• Supplied data
......

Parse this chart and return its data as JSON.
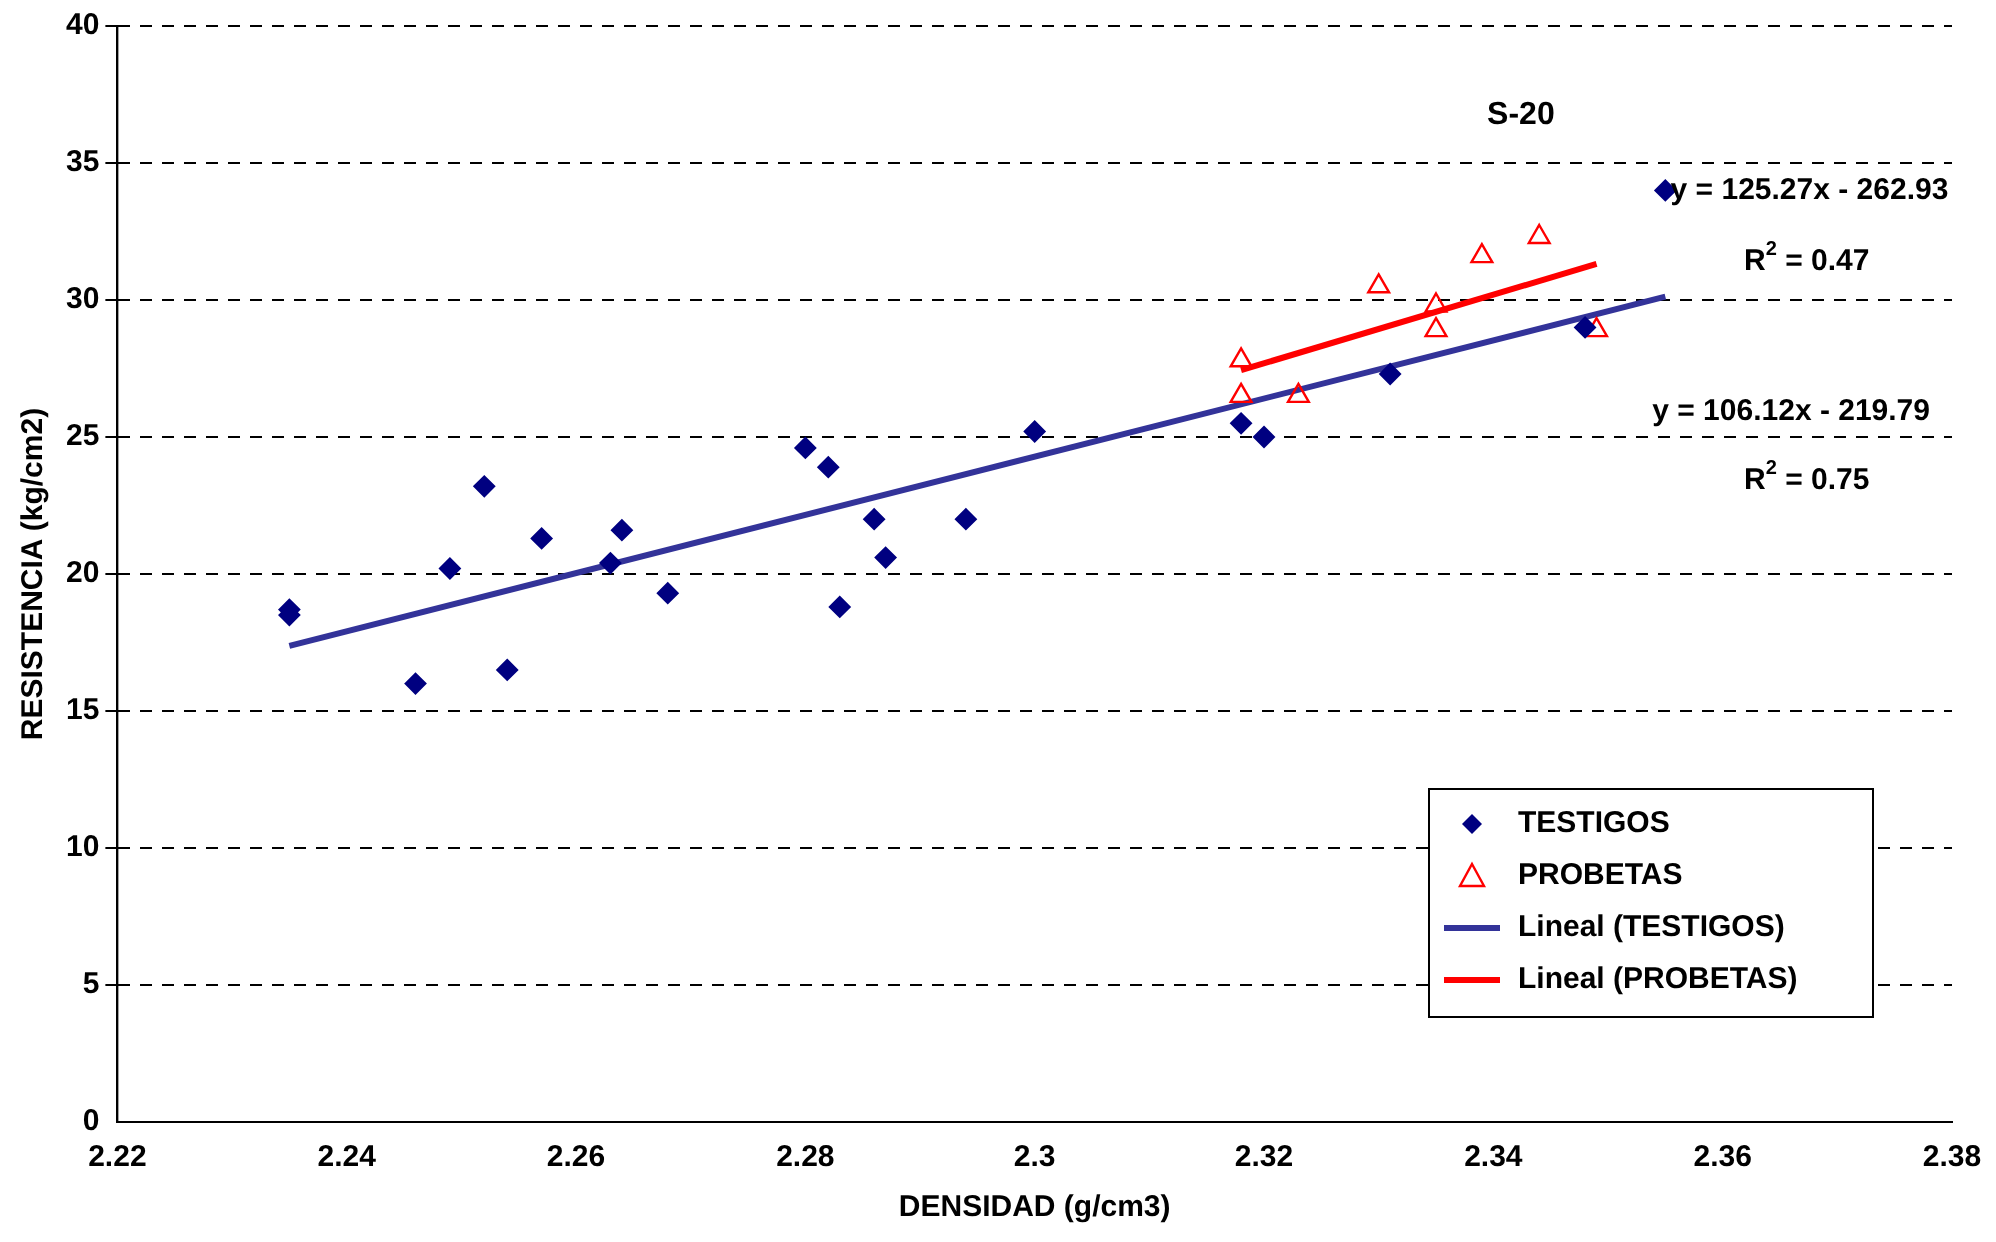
{
  "chart_data": {
    "type": "scatter",
    "title": "S-20",
    "xlabel": "DENSIDAD (g/cm3)",
    "ylabel": "RESISTENCIA (kg/cm2)",
    "xlim": [
      2.22,
      2.38
    ],
    "xticks": [
      2.22,
      2.24,
      2.26,
      2.28,
      2.3,
      2.32,
      2.34,
      2.36,
      2.38
    ],
    "ylim": [
      0,
      40
    ],
    "yticks": [
      0,
      5,
      10,
      15,
      20,
      25,
      30,
      35,
      40
    ],
    "grid": "y",
    "legend": "bottom right",
    "annotations": [
      "y = 125.27x - 262.93",
      "R$^{2}$ = 0.47",
      "y = 106.12x - 219.79",
      "R$^{2}$ = 0.75"
    ],
    "series": [
      {
        "name": "TESTIGOS",
        "marker": "diamond",
        "color": "#000080",
        "x": [
          2.235,
          2.235,
          2.246,
          2.249,
          2.252,
          2.254,
          2.257,
          2.263,
          2.264,
          2.268,
          2.28,
          2.282,
          2.283,
          2.286,
          2.287,
          2.294,
          2.3,
          2.318,
          2.32,
          2.331,
          2.348,
          2.355
        ],
        "values": [
          18.7,
          18.5,
          16.0,
          20.2,
          23.2,
          16.5,
          21.3,
          20.4,
          21.6,
          19.3,
          24.6,
          23.9,
          18.8,
          22.0,
          20.6,
          22.0,
          25.2,
          25.5,
          25.0,
          27.3,
          29.0,
          34.0
        ]
      },
      {
        "name": "PROBETAS",
        "marker": "triangle",
        "color": "#ff0000",
        "x": [
          2.318,
          2.318,
          2.323,
          2.33,
          2.335,
          2.335,
          2.339,
          2.344,
          2.349
        ],
        "values": [
          27.8,
          26.5,
          26.5,
          30.5,
          29.8,
          28.9,
          31.6,
          32.3,
          28.9
        ]
      },
      {
        "name": "Lineal (TESTIGOS)",
        "type": "line",
        "marker": "none",
        "color": "#333399",
        "x": [
          2.235,
          2.355
        ],
        "values": [
          17.38,
          30.12
        ]
      },
      {
        "name": "Lineal (PROBETAS)",
        "type": "line",
        "marker": "none",
        "color": "#ff0000",
        "x": [
          2.318,
          2.349
        ],
        "values": [
          27.44,
          31.32
        ]
      }
    ]
  }
}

......

• Task to carry out
Output the records above exactly as they are, leaving out the pictures.

• Full answer
Parse this chart and return its data as JSON.
{
  "chart_data": {
    "type": "scatter",
    "title": "S-20",
    "xlabel": "DENSIDAD (g/cm3)",
    "ylabel": "RESISTENCIA (kg/cm2)",
    "xlim": [
      2.22,
      2.38
    ],
    "xticks": [
      2.22,
      2.24,
      2.26,
      2.28,
      2.3,
      2.32,
      2.34,
      2.36,
      2.38
    ],
    "ylim": [
      0,
      40
    ],
    "yticks": [
      0,
      5,
      10,
      15,
      20,
      25,
      30,
      35,
      40
    ],
    "grid": "y",
    "legend": "bottom right",
    "annotations": [
      "y = 125.27x - 262.93",
      "R$^{2}$ = 0.47",
      "y = 106.12x - 219.79",
      "R$^{2}$ = 0.75"
    ],
    "series": [
      {
        "name": "TESTIGOS",
        "marker": "diamond",
        "color": "#000080",
        "x": [
          2.235,
          2.235,
          2.246,
          2.249,
          2.252,
          2.254,
          2.257,
          2.263,
          2.264,
          2.268,
          2.28,
          2.282,
          2.283,
          2.286,
          2.287,
          2.294,
          2.3,
          2.318,
          2.32,
          2.331,
          2.348,
          2.355
        ],
        "values": [
          18.7,
          18.5,
          16.0,
          20.2,
          23.2,
          16.5,
          21.3,
          20.4,
          21.6,
          19.3,
          24.6,
          23.9,
          18.8,
          22.0,
          20.6,
          22.0,
          25.2,
          25.5,
          25.0,
          27.3,
          29.0,
          34.0
        ]
      },
      {
        "name": "PROBETAS",
        "marker": "triangle",
        "color": "#ff0000",
        "x": [
          2.318,
          2.318,
          2.323,
          2.33,
          2.335,
          2.335,
          2.339,
          2.344,
          2.349
        ],
        "values": [
          27.8,
          26.5,
          26.5,
          30.5,
          29.8,
          28.9,
          31.6,
          32.3,
          28.9
        ]
      },
      {
        "name": "Lineal (TESTIGOS)",
        "type": "line",
        "marker": "none",
        "color": "#333399",
        "x": [
          2.235,
          2.355
        ],
        "values": [
          17.38,
          30.12
        ]
      },
      {
        "name": "Lineal (PROBETAS)",
        "type": "line",
        "marker": "none",
        "color": "#ff0000",
        "x": [
          2.318,
          2.349
        ],
        "values": [
          27.44,
          31.32
        ]
      }
    ]
  }
}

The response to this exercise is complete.